- [WRITTEN REQUEST] Without including the pictures, copy out every line below.

Start of RAW DATA

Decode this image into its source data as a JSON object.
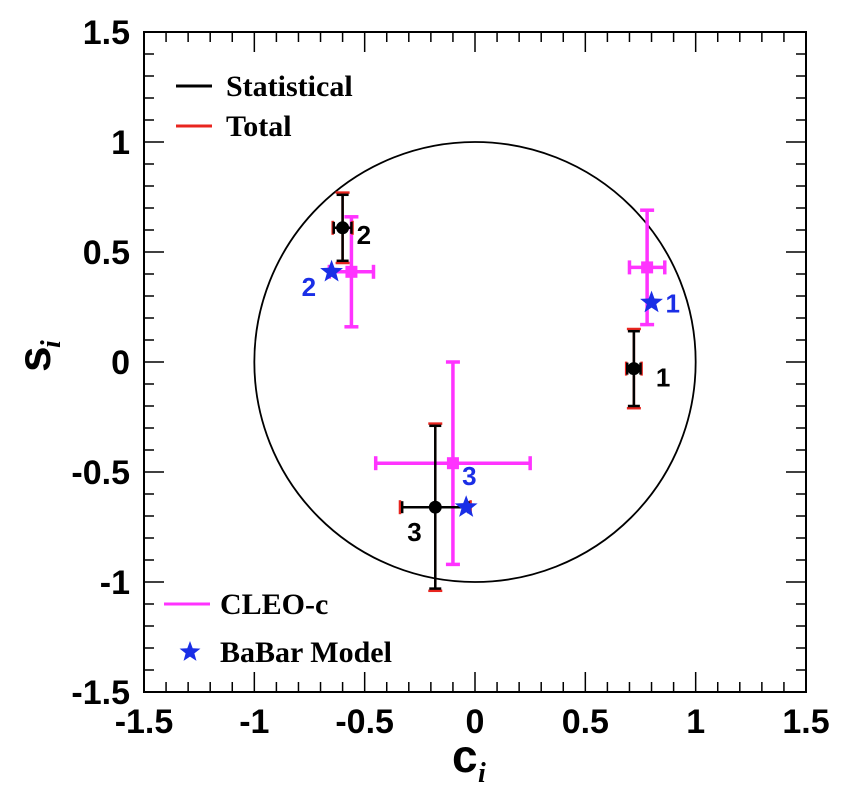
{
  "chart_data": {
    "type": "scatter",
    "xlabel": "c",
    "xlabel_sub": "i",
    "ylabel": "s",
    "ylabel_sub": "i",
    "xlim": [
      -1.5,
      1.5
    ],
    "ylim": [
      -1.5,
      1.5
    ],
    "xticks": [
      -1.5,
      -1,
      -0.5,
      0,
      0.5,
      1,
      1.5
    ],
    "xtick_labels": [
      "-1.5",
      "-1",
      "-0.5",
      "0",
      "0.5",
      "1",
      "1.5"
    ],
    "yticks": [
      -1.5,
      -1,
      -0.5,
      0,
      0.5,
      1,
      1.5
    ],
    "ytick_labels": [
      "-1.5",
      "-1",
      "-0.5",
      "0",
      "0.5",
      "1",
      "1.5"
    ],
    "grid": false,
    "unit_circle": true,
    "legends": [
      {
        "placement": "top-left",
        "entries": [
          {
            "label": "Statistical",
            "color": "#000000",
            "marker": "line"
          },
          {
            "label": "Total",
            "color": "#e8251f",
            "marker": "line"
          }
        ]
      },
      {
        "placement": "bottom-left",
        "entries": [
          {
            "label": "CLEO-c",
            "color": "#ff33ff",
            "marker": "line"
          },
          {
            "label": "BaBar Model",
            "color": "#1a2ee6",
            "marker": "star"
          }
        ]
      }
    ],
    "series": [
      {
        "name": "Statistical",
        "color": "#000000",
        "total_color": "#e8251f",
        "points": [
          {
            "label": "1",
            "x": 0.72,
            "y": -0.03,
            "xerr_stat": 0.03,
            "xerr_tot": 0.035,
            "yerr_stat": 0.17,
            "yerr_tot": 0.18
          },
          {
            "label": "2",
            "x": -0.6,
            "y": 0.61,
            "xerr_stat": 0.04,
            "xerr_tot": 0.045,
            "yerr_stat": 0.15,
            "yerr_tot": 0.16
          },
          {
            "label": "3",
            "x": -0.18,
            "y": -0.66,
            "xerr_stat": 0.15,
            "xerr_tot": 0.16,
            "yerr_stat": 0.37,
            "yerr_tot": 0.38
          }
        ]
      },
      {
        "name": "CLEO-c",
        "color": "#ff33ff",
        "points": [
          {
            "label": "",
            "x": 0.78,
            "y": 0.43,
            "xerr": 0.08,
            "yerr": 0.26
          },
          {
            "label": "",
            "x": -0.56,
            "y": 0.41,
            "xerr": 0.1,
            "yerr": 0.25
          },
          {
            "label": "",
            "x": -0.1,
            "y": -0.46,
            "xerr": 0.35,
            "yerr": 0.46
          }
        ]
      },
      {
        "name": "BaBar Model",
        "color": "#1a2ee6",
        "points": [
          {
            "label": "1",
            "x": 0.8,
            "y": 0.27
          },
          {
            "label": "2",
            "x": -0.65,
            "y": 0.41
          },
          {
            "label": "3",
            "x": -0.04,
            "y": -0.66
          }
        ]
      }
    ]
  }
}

End of RAW DATA

- [RESPONSE TO THE EXERCISE]
Decode this image into its source data as a JSON object.
{
  "chart_data": {
    "type": "scatter",
    "xlabel": "c",
    "xlabel_sub": "i",
    "ylabel": "s",
    "ylabel_sub": "i",
    "xlim": [
      -1.5,
      1.5
    ],
    "ylim": [
      -1.5,
      1.5
    ],
    "xticks": [
      -1.5,
      -1,
      -0.5,
      0,
      0.5,
      1,
      1.5
    ],
    "xtick_labels": [
      "-1.5",
      "-1",
      "-0.5",
      "0",
      "0.5",
      "1",
      "1.5"
    ],
    "yticks": [
      -1.5,
      -1,
      -0.5,
      0,
      0.5,
      1,
      1.5
    ],
    "ytick_labels": [
      "-1.5",
      "-1",
      "-0.5",
      "0",
      "0.5",
      "1",
      "1.5"
    ],
    "grid": false,
    "unit_circle": true,
    "legends": [
      {
        "placement": "top-left",
        "entries": [
          {
            "label": "Statistical",
            "color": "#000000",
            "marker": "line"
          },
          {
            "label": "Total",
            "color": "#e8251f",
            "marker": "line"
          }
        ]
      },
      {
        "placement": "bottom-left",
        "entries": [
          {
            "label": "CLEO-c",
            "color": "#ff33ff",
            "marker": "line"
          },
          {
            "label": "BaBar Model",
            "color": "#1a2ee6",
            "marker": "star"
          }
        ]
      }
    ],
    "series": [
      {
        "name": "Statistical",
        "color": "#000000",
        "total_color": "#e8251f",
        "points": [
          {
            "label": "1",
            "x": 0.72,
            "y": -0.03,
            "xerr_stat": 0.03,
            "xerr_tot": 0.035,
            "yerr_stat": 0.17,
            "yerr_tot": 0.18
          },
          {
            "label": "2",
            "x": -0.6,
            "y": 0.61,
            "xerr_stat": 0.04,
            "xerr_tot": 0.045,
            "yerr_stat": 0.15,
            "yerr_tot": 0.16
          },
          {
            "label": "3",
            "x": -0.18,
            "y": -0.66,
            "xerr_stat": 0.15,
            "xerr_tot": 0.16,
            "yerr_stat": 0.37,
            "yerr_tot": 0.38
          }
        ]
      },
      {
        "name": "CLEO-c",
        "color": "#ff33ff",
        "points": [
          {
            "label": "",
            "x": 0.78,
            "y": 0.43,
            "xerr": 0.08,
            "yerr": 0.26
          },
          {
            "label": "",
            "x": -0.56,
            "y": 0.41,
            "xerr": 0.1,
            "yerr": 0.25
          },
          {
            "label": "",
            "x": -0.1,
            "y": -0.46,
            "xerr": 0.35,
            "yerr": 0.46
          }
        ]
      },
      {
        "name": "BaBar Model",
        "color": "#1a2ee6",
        "points": [
          {
            "label": "1",
            "x": 0.8,
            "y": 0.27
          },
          {
            "label": "2",
            "x": -0.65,
            "y": 0.41
          },
          {
            "label": "3",
            "x": -0.04,
            "y": -0.66
          }
        ]
      }
    ]
  }
}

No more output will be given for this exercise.